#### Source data
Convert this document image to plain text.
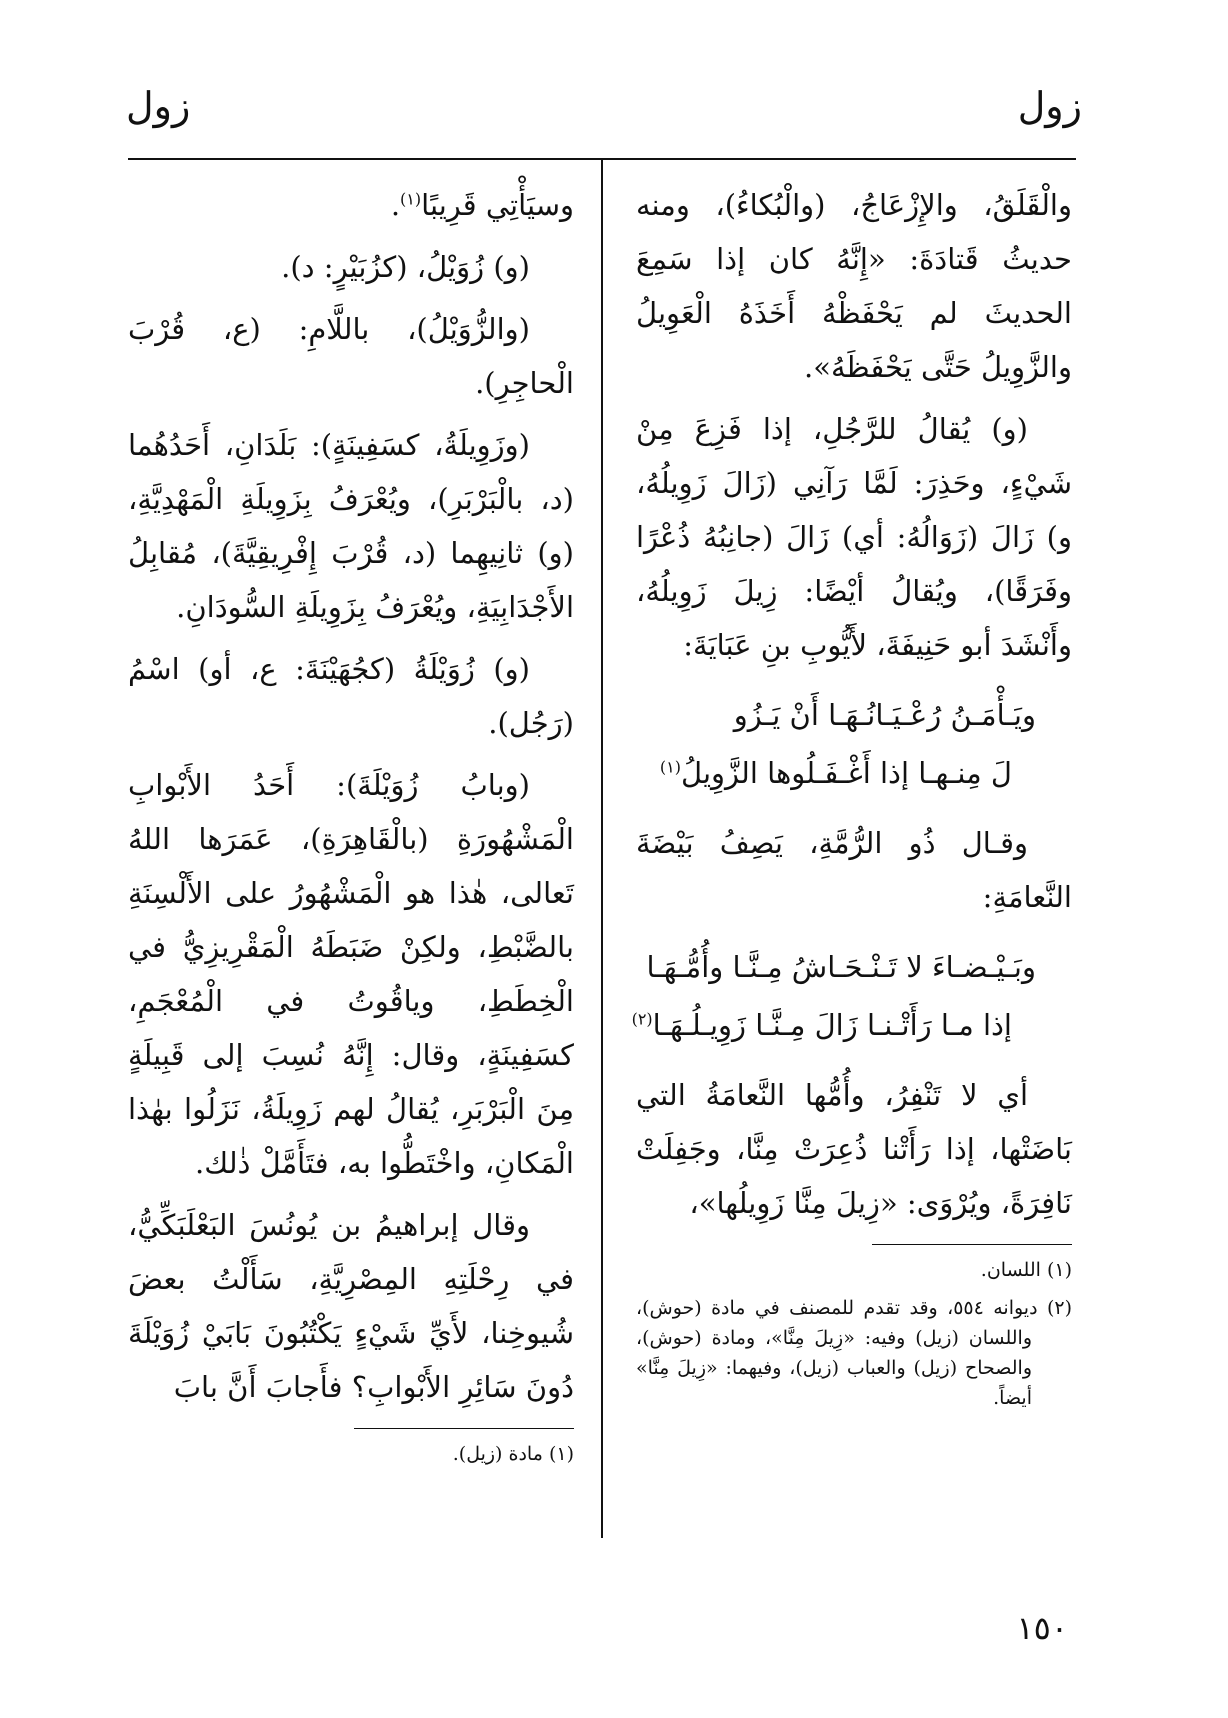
زول
زول

والْقَلَقُ، والإِزْعَاجُ، (والْبُكاءُ)، ومنه حديثُ قَتادَةَ: «إِنَّهُ كان إذا سَمِعَ الحديثَ لم يَحْفَظْهُ أَخَذَهُ الْعَوِيلُ والزَّوِيلُ حَتَّى يَحْفَظَهُ».

(و) يُقالُ للرَّجُلِ، إذا فَزِعَ مِنْ شَيْءٍ، وحَذِرَ: لَمَّا رَآنِي (زَالَ زَوِيلُهُ، و) زَالَ (زَوَالُهُ: أي) زَالَ (جانِبُهُ ذُعْرًا وفَرَقًا)، ويُقالُ أيْضًا: زِيلَ زَوِيلُهُ، وأَنْشَدَ أبو حَنِيفَةَ، لأَيُّوبِ بنِ عَبَايَةَ:

ويَـأْمَـنُ رُعْـيَـانُـهَـا أَنْ يَـزُو
لَ مِنـهـا إذا أَغْـفَـلُوها الزَّوِيلُ$^{(١)}$

وقـال ذُو الرُّمَّةِ، يَصِفُ بَيْضَةَ النَّعامَةِ:

وبَـيْـضـاءَ لا تَـنْـحَـاشُ مِـنَّـا وأُمُّـهَـا
إذا مـا رَأَتْـنـا زَالَ مِـنَّـا زَوِيـلُـهَـا$^{(٢)}$

أي لا تَنْفِرُ، وأُمُّها النَّعامَةُ التي بَاضَتْها، إذا رَأَتْنا ذُعِرَتْ مِنَّا، وجَفِلَتْ نَافِرَةً، ويُرْوَى: «زِيلَ مِنَّا زَوِيلُها»،

(١) اللسان.

(٢) ديوانه ٥٥٤، وقد تقدم للمصنف في مادة (حوش)، واللسان (زيل) وفيه: «زِيلَ مِنَّا»، ومادة (حوش)، والصحاح (زيل) والعباب (زيل)، وفيهما: «زِيلَ مِنَّا» أيضاً.

وسيَأْتِي قَرِيبًا$^{(١)}$.

(و) زُوَيْلُ، (كزُبَيْرٍ: د).

(والزُّوَيْلُ)، باللَّامِ: (ع، قُرْبَ الْحاجِرِ).

(وزَوِيلَةُ، كسَفِينَةٍ): بَلَدَانِ، أَحَدُهُما (د، بالْبَرْبَرِ)، ويُعْرَفُ بِزَوِيلَةِ الْمَهْدِيَّةِ، (و) ثانِيهِما (د، قُرْبَ إِفْرِيقِيَّةَ)، مُقابِلُ الأَجْدَابِيَةِ، ويُعْرَفُ بِزَوِيلَةِ السُّودَانِ.

(و) زُوَيْلَةُ (كجُهَيْنَةَ: ع، أو) اسْمُ (رَجُل).

(وبابُ زُوَيْلَةَ): أَحَدُ الأَبْوابِ الْمَشْهُورَةِ (بالْقَاهِرَةِ)، عَمَرَها اللهُ تَعالى، هٰذا هو الْمَشْهُورُ على الأَلْسِنَةِ بالضَّبْطِ، ولكِنْ ضَبَطَهُ الْمَقْرِيزِيُّ في الْخِطَطِ، وياقُوتُ في الْمُعْجَمِ، كسَفِينَةٍ، وقال: إِنَّهُ نُسِبَ إلى قَبِيلَةٍ مِنَ الْبَرْبَرِ، يُقالُ لهم زَوِيلَةُ، نَزَلُوا بهٰذا الْمَكانِ، واخْتَطُّوا به، فتَأَمَّلْ ذٰلك.

وقال إبراهيمُ بن يُونُسَ البَعْلَبَكِّيُّ، في رِحْلَتِهِ المِصْرِيَّةِ، سَأَلْتُ بعضَ شُيوخِنا، لأَيِّ شَيْءٍ يَكْتُبُونَ بَابَيْ زُوَيْلَةَ دُونَ سَائِرِ الأَبْوابِ؟ فأَجابَ أَنَّ بابَ

(١) مادة (زيل).

١٥٠
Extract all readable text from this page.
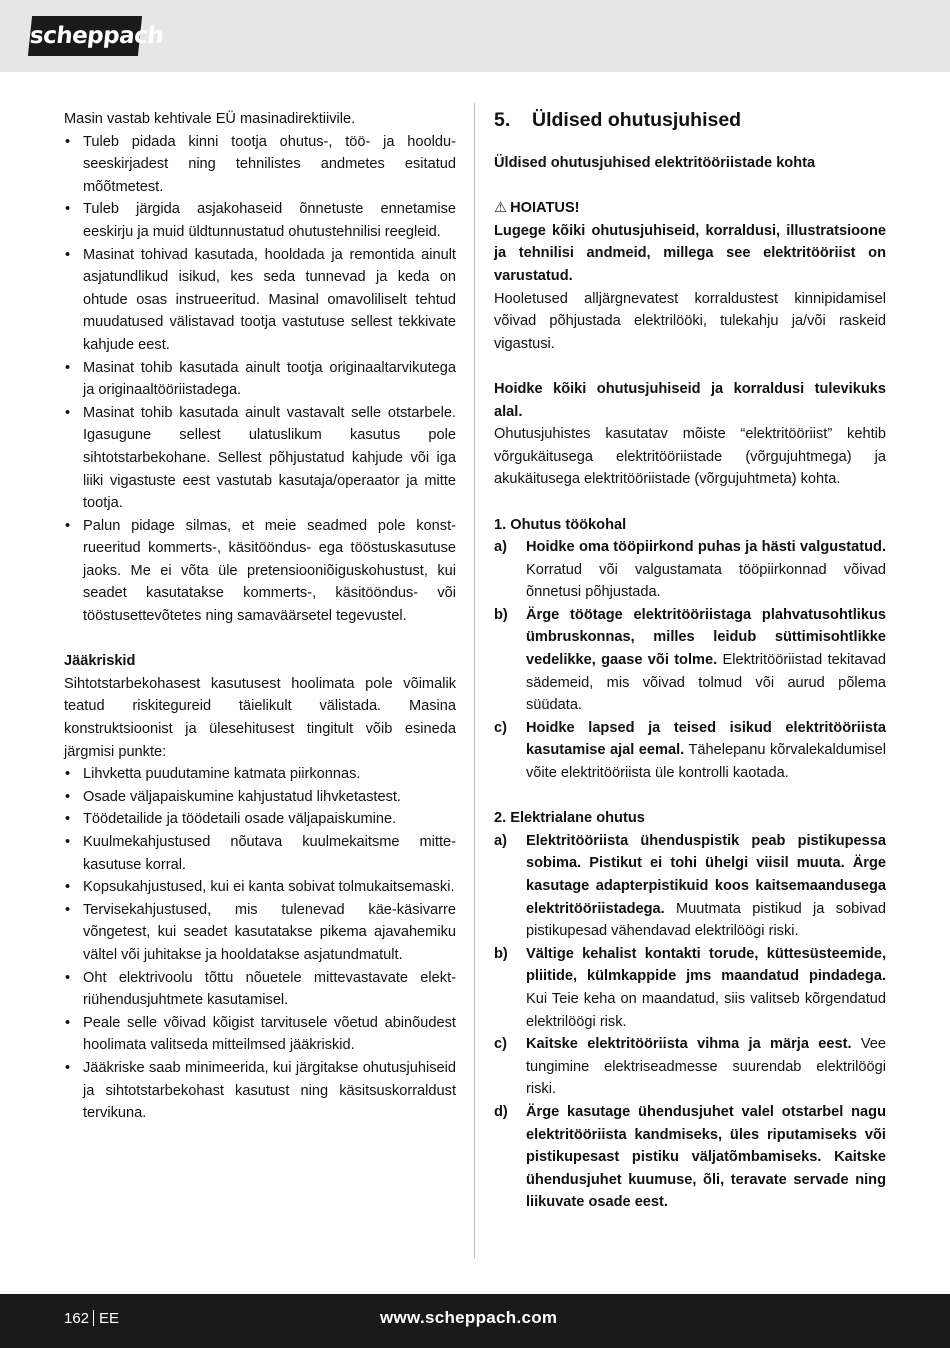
scheppach

Masin vastab kehtivale EÜ masinadirektiivile.

• Tuleb pidada kinni tootja ohutus-, töö- ja hoolduseeskirjadest ning tehnilistes andmetes esitatud mõõtmetest.
• Tuleb järgida asjakohaseid õnnetuste ennetamise eeskirju ja muid üldtunnustatud ohutustehnilisi reegleid.
• Masinat tohivad kasutada, hooldada ja remontida ainult asjatundlikud isikud, kes seda tunnevad ja keda on ohtude osas instrueeritud. Masinal omavoliliselt tehtud muudatused välistavad tootja vastutuse sellest tekkivate kahjude eest.
• Masinat tohib kasutada ainult tootja originaaltarvikutega ja originaaltööriistadega.
• Masinat tohib kasutada ainult vastavalt selle otstarbele. Igasugune sellest ulatuslikum kasutus pole sihtotstarbekohane. Sellest põhjustatud kahjude või iga liiki vigastuste eest vastutab kasutaja/operaator ja mitte tootja.
• Palun pidage silmas, et meie seadmed pole konstrueeritud kommerts-, käsitööndus- ega tööstuskasutuse jaoks. Me ei võta üle pretensiooniõiguskohustust, kui seadet kasutatakse kommerts-, käsitööndus- või tööstusettevõtetes ning samaväärsetel tegevustel.

Jääkriskid

Sihtotstarbekohasest kasutusest hoolimata pole võimalik teatud riskitegureid täielikult välistada. Masina konstruktsioonist ja ülesehitusest tingitult võib esineda järgmisi punkte:

• Lihvketta puudutamine katmata piirkonnas.
• Osade väljapaiskumine kahjustatud lihvketastest.
• Töödetailide ja töödetaili osade väljapaiskumine.
• Kuulmekahjustused nõutava kuulmekaitsme mittekasutuse korral.
• Kopsukahjustused, kui ei kanta sobivat tolmukaitsemaski.
• Tervisekahjustused, mis tulenevad käe-käsivarre võngetest, kui seadet kasutatakse pikema ajavahemiku vältel või juhitakse ja hooldatakse asjatundmatult.
• Oht elektrivoolu tõttu nõuetele mittevastavate elektriühendusjuhtmete kasutamisel.
• Peale selle võivad kõigist tarvitusele võetud abinõudest hoolimata valitseda mitteilmsed jääkriskid.
• Jääkriske saab minimeerida, kui järgitakse ohutusjuhiseid ja sihtotstarbekohast kasutust ning käsitsuskorraldust tervikuna.
5. Üldised ohutusjuhised

Üldised ohutusjuhised elektritööriistade kohta

⚠ HOIATUS!

Lugege kõiki ohutusjuhiseid, korraldusi, illustratsioone ja tehnilisi andmeid, millega see elektritööriist on varustatud.

Hooletused alljärgnevatest korraldustest kinnipidamisel võivad põhjustada elektrilööki, tulekahju ja/või raskeid vigastusi.

Hoidke kõiki ohutusjuhiseid ja korraldusi tulevikuks alal.

Ohutusjuhistes kasutatav mõiste “elektritööriist” kehtib võrgukäitusega elektritööriistade (võrgujuhtmega) ja akukäitusega elektritööriistade (võrgujuhtmeta) kohta.

1. Ohutus töökohal

a) Hoidke oma tööpiirkond puhas ja hästi valgustatud. Korratud või valgustamata tööpiirkonnad võivad õnnetusi põhjustada.
b) Ärge töötage elektritööriistaga plahvatusohtlikus ümbruskonnas, milles leidub süttimisohtlikke vedelikke, gaase või tolme. Elektritööriistad tekitavad sädemeid, mis võivad tolmud või aurud põlema süüdata.
c) Hoidke lapsed ja teised isikud elektritööriista kasutamise ajal eemal. Tähelepanu kõrvalekaldumisel võite elektritööriista üle kontrolli kaotada.

2. Elektrialane ohutus

a) Elektritööriista ühenduspistik peab pistikupessa sobima. Pistikut ei tohi ühelgi viisil muuta. Ärge kasutage adapterpistikuid koos kaitsemaandusega elektritööriistadega. Muutmata pistikud ja sobivad pistikupesad vähendavad elektrilöögi riski.
b) Vältige kehalist kontakti torude, küttesüsteemide, pliitide, külmkappide jms maandatud pindadega. Kui Teie keha on maandatud, siis valitseb kõrgendatud elektrilöögi risk.
c) Kaitske elektritööriista vihma ja märja eest. Vee tungimine elektriseadmesse suurendab elektrilöögi riski.
d) Ärge kasutage ühendusjuhet valel otstarbel nagu elektritööriista kandmiseks, üles riputamiseks või pistikupesast pistiku väljatõmbamiseks. Kaitske ühendusjuhet kuumuse, õli, teravate servade ning liikuvate osade eest.
162 EE	www.scheppach.com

#### Work to do
Select, from the listing, all lines that include the word "tohib".

#### Task result
• Masinat tohib kasutada ainult tootja originaaltarvikutega ja originaaltööriistadega.
• Masinat tohib kasutada ainult vastavalt selle otstarbele. Igasugune sellest ulatuslikum kasutus pole sihtotstarbekohane. Sellest põhjustatud kahjude või iga liiki vigastuste eest vastutab kasutaja/operaator ja mitte tootja.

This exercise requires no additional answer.